SOURCE EXTRACT START
If this Form is filed to register additional securities for an offering pursuant to Rule 462(b) under the Securities Act, please check the following box and list the Securities Act registration statement number of the earlier effective registration statement for the same offering. ¨

 

If this Form is a post-effective amendment filed pursuant to Rule 462(c) under the Securities Act, check the following box and list the Securities Act registration statement number of the earlier effective registration statement for the same offering. ¨

 

If this Form is a registration statement pursuant to General Instruction I.D. or a post-effective amendment thereto that shall become effective upon filing with the Commission pursuant to Rule 462(e) under the Securities Act, check the following box. ¨

 

If this Form is a post-effective amendment to a registration statement filed pursuant to General Instruction I.D. filed to register additional securities or additional classes of securities pursuant to Rule 413(b) under the Securities Act, check the following box. ¨

 

Indicate by check mark whether the registrant is a large accelerated filer, an accelerated filer, a non-accelerated filer, a smaller reporting company, or an emerging growth company. See definitions of “large accelerated filer,” “accelerated filer,” “smaller reporting company,” and “emerging growth company” in Rule 12b-2 of the Exchange Act.

 

Large accelerated filer ¨     Accelerated filer ¨     Non-accelerated filer x    

Smaller reporting company x

Emerging growth company x

 

If an emerging growth company, indicate by check mark if the registrant has elected not to use the extended transition period for complying with any new or revised financial accounting standards provided pursuant to Section 7(a)(2)(B) of the Securities Act.¨

 

 

 

 

 

 

DEREGISTRATION OF SECURITIES

 

This Post-Effective Amendment (this “Post-Effective Amendment”) relates to the Registration Statement on Form S-3 (File No. 333-267080) (the “Registration Statement”), originally filed by LiveVox Holdings, Inc., a Delaware corporation (the “Company”), with the U.S. Securities and Exchange Commission (the “Commission”) on August 26, 2022, registering the issuance by the Company and resale by a selling stockholder of up to 2,425,000 shares of Class A common stock, $0.0001 par value per share of the Company (the “Common Stock”).
SOURCE EXTRACT END
DATASET EXCERPTS START
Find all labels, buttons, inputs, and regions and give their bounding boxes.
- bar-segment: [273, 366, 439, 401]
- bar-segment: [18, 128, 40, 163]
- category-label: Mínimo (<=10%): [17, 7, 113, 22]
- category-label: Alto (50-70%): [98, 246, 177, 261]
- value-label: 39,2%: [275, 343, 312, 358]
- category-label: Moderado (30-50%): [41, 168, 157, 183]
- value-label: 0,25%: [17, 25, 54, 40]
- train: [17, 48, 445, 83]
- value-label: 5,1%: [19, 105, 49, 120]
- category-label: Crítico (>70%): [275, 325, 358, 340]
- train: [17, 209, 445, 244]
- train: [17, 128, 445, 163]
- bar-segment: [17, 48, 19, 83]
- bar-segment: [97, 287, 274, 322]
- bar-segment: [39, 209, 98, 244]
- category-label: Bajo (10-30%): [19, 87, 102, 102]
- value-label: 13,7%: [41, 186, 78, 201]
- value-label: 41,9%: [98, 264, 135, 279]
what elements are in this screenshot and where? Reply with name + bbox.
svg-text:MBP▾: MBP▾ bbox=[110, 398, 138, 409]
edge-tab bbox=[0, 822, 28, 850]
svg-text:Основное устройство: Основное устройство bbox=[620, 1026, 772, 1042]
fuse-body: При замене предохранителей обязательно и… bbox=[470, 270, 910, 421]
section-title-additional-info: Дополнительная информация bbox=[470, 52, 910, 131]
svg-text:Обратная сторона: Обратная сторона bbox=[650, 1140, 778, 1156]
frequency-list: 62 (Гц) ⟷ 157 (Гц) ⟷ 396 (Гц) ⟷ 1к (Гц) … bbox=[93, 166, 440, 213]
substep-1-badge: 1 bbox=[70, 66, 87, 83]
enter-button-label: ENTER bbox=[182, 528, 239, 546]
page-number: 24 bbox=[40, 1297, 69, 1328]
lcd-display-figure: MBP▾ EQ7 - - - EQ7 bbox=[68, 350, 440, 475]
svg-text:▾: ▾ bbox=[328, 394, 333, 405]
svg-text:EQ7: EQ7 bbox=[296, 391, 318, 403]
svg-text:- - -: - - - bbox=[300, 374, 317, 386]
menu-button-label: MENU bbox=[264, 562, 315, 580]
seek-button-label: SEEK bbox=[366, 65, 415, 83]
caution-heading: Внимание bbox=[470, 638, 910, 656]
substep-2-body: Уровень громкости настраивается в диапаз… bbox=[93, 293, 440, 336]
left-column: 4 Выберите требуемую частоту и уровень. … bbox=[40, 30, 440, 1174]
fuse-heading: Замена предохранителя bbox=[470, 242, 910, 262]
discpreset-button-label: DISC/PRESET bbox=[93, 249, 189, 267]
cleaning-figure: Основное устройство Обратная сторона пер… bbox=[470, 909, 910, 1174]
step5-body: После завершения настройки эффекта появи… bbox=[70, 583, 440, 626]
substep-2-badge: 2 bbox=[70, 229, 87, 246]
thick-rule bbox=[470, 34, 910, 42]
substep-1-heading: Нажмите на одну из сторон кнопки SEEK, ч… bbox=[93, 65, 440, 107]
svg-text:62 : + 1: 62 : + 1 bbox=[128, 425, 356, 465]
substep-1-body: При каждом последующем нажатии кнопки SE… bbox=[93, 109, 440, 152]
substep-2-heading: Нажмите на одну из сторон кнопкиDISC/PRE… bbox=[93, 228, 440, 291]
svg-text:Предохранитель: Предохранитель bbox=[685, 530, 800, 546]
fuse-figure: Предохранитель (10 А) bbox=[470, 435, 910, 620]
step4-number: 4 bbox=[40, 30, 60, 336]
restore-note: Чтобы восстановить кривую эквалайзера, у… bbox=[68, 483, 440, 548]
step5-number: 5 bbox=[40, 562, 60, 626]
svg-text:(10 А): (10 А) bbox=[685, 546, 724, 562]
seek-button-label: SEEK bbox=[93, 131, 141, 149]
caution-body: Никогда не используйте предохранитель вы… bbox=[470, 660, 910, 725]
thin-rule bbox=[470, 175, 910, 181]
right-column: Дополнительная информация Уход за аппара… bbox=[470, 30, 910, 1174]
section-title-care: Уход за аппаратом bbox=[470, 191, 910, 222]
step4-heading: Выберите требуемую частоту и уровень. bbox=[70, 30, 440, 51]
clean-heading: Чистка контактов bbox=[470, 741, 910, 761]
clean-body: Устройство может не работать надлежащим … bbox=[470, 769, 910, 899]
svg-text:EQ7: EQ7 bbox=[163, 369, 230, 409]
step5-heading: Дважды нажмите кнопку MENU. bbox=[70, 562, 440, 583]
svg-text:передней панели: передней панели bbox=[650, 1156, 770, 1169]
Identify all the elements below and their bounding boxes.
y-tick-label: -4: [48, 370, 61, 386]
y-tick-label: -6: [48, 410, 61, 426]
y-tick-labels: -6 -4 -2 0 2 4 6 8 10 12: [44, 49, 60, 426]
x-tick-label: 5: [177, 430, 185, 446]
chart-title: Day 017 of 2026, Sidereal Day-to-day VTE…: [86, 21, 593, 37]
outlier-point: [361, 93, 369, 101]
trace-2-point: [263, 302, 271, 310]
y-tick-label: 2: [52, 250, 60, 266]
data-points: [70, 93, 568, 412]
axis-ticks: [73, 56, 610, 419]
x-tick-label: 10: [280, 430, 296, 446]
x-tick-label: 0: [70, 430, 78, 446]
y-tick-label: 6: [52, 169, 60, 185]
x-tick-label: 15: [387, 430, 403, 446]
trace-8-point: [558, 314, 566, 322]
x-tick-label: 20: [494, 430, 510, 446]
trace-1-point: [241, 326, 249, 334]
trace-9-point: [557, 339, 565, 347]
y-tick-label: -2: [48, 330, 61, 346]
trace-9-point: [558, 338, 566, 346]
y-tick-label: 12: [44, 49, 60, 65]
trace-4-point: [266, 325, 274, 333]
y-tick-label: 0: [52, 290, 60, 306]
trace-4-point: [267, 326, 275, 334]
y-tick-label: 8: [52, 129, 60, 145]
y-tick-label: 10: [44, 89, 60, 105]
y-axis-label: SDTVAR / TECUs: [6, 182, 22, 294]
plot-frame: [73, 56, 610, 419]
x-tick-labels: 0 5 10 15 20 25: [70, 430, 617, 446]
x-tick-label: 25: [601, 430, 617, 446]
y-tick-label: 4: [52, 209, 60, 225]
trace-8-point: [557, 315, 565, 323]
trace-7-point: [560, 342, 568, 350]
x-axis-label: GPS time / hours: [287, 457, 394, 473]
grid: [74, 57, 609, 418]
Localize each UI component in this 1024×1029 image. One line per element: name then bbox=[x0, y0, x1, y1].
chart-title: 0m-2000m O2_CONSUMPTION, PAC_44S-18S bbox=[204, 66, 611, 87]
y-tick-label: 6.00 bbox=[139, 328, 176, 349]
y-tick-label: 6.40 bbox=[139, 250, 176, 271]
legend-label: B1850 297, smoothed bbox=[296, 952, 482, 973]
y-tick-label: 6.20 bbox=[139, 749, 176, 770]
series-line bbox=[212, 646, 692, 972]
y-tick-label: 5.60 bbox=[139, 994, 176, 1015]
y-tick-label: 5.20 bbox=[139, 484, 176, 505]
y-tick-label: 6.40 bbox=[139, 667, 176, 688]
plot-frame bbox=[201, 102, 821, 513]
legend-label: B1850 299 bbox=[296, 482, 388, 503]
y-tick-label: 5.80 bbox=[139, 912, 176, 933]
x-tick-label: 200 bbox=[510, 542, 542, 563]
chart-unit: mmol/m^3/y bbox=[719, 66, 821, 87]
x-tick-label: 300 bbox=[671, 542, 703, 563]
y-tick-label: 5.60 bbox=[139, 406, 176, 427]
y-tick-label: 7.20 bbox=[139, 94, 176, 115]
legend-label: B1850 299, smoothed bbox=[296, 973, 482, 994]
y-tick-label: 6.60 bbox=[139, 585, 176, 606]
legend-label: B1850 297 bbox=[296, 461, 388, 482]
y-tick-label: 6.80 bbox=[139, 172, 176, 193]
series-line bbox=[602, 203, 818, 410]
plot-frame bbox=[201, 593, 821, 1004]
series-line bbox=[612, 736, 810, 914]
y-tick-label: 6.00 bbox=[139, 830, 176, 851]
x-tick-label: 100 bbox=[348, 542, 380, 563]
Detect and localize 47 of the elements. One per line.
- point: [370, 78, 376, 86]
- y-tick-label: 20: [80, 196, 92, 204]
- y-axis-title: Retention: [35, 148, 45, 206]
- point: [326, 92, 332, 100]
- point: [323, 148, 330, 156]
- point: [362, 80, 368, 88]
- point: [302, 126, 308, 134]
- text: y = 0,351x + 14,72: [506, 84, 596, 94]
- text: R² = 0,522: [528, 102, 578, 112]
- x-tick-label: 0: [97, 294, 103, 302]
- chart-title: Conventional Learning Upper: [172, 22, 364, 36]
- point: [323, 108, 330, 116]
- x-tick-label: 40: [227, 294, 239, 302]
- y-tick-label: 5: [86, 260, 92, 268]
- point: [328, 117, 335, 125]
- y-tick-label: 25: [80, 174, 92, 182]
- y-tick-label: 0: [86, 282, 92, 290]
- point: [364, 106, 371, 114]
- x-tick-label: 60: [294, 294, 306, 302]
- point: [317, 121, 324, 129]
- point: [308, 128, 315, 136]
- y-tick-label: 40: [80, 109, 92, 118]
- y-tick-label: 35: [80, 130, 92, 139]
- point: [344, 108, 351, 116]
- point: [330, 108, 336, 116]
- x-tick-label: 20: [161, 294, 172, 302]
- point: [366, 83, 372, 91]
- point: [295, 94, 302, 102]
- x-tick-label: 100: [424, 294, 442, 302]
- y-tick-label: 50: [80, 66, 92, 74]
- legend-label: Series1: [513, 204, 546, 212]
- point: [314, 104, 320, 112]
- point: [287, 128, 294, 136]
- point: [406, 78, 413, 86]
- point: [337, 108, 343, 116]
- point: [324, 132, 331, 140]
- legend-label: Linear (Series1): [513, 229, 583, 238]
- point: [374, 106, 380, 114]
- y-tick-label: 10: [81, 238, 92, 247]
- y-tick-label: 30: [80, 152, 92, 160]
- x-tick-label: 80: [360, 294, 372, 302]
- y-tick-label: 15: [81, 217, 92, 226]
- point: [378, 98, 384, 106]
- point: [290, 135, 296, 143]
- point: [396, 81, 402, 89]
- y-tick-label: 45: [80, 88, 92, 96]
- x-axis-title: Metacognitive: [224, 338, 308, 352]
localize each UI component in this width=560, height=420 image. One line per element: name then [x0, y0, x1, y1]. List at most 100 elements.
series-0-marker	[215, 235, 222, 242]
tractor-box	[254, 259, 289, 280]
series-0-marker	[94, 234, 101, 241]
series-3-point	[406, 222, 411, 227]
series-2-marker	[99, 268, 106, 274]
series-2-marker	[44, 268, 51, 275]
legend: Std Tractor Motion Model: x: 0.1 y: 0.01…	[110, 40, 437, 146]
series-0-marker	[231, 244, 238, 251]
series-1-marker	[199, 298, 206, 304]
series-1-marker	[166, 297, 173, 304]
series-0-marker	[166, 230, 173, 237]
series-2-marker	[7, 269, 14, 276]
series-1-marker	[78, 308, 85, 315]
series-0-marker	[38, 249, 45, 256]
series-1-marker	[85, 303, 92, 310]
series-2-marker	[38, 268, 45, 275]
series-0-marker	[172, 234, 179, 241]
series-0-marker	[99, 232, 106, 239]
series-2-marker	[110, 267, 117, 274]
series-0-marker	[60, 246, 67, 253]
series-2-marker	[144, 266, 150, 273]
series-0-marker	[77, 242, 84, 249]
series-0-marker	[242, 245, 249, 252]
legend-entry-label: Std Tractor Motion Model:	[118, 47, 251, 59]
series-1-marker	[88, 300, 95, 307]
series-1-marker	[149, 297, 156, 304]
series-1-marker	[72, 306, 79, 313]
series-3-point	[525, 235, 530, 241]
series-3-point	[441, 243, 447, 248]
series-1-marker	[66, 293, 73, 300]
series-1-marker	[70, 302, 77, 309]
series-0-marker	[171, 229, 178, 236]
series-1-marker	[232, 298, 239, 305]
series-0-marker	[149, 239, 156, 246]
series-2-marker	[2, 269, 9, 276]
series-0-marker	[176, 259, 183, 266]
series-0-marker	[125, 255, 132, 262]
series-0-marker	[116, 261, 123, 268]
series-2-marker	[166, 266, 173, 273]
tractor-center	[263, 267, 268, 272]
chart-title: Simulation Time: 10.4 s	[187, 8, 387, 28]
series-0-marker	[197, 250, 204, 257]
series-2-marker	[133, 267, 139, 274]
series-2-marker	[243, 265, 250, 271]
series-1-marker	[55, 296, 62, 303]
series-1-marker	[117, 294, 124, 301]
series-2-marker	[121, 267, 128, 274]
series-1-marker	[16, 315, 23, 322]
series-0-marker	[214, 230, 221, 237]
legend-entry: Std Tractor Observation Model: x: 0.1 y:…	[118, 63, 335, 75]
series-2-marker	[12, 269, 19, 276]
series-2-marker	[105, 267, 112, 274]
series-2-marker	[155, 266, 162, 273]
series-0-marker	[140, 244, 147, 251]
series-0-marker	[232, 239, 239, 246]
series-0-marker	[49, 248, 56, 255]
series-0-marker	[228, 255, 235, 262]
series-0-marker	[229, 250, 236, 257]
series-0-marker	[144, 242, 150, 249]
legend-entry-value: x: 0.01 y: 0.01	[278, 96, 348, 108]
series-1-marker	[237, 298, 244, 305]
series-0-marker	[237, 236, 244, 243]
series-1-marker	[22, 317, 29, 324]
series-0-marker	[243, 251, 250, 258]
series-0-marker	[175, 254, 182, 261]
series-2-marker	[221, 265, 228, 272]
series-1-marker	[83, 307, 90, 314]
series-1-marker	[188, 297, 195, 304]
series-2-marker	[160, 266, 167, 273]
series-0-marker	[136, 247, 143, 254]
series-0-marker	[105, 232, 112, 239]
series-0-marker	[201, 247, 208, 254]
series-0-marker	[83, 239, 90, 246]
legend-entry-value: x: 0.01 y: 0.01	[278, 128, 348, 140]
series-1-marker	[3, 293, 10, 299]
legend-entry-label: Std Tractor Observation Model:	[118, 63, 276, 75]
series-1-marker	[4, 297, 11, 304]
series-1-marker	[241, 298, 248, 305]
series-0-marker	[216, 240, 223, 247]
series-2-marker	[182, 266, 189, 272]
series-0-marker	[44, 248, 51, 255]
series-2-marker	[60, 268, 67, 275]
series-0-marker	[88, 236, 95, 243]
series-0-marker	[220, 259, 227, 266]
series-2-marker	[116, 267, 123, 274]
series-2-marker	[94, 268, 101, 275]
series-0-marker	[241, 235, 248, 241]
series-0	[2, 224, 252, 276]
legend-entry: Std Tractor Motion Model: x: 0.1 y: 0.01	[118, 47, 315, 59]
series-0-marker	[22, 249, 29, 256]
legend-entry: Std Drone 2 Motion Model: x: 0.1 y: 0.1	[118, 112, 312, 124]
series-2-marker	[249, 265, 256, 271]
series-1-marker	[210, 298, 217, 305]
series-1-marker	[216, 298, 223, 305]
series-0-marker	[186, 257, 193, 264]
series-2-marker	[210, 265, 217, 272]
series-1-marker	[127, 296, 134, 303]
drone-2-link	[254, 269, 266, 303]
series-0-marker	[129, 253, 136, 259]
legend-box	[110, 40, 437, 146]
DATASET EXCERPTS END
__EXERCISE INSTRUCTIONS__.
1/ Decide whether each statement agrees with the LiveVox filing excerpt, answering yes or no and quoting the words of the excerpt that settle it. (a) The Registration Statement was first filed with the Commission on August 26, 2022. (b) The Registration Statement covers up to 2,425,000 shares of Class B common stock. (c) LiveVox Holdings, Inc. is a Nevada corporation.
2/ Resume the LiveVox filing excerpt right after its final sentence.
The items are not needed for the work on the filing excerpt.

__WRITTEN ANSWERS__.
1/
(a) Yes: "with the U.S. Securities and Exchange Commission (the “Commission”) on August 26, 2022"
(b) No: "up to 2,425,000 shares of Class A common stock"
(c) No: "LiveVox Holdings, Inc., a Delaware corporation"

2/
On October 3, 2023, the Company, entered into an Agreement and Plan of Merger (the “Merger Agreement”) with inContact, Inc., a Delaware corporation (“Parent”), Laser Bridge Merger Sub Inc., a Delaware corporation and a wholly owned subsidiary of Parent (“Merger Subsidiary”), and NICE Ltd., a company organized under the laws of the State of Israel (“NICE”), providing that, among other things, Merger Subsidiary will be merged with and into the Company, with the Company surviving as a wholly owned subsidiary of Parent (the “Merger”).

 

On December 22, 2023, the Merger became effective as a result of the filing of a Certificate of Merger with the Secretary of State of the State of Delaware (the “Effective Date”).

 

As a result of the consummation of the transactions in connection with the Merger, the Company has terminated all offerings of its securities pursuant to its existing registration statements, including the Registration Statement. Effective upon filing hereof, the Company hereby removes from registration all shares of Common Stock registered under the Registration Statement that remain unsold as of the Effective Date.

 

 

 

 

SIGNATURES

 

Pursuant to the requirements of the Securities Act of 1933, as amended, the registrant certifies that it has reasonable grounds to believe that it meets all of the requirements for filing on Form S-3 and has duly caused this Post-Effective Amendments to be signed on its behalf by the undersigned, thereunto duly authorized, in the City of San Francisco, State of California, on this 22nd day of December, 2023.

 

  LIVEVOX HOLDINGS, INC.
     
 

By:

/s/ Aaron Ross

  Name: Aaron Ross
  Title: Chief Legal Officer

 

No other person is required to sign these Post-Effective Amendments in reliance upon Rule 478 under the Securities Act of 1933, as amended.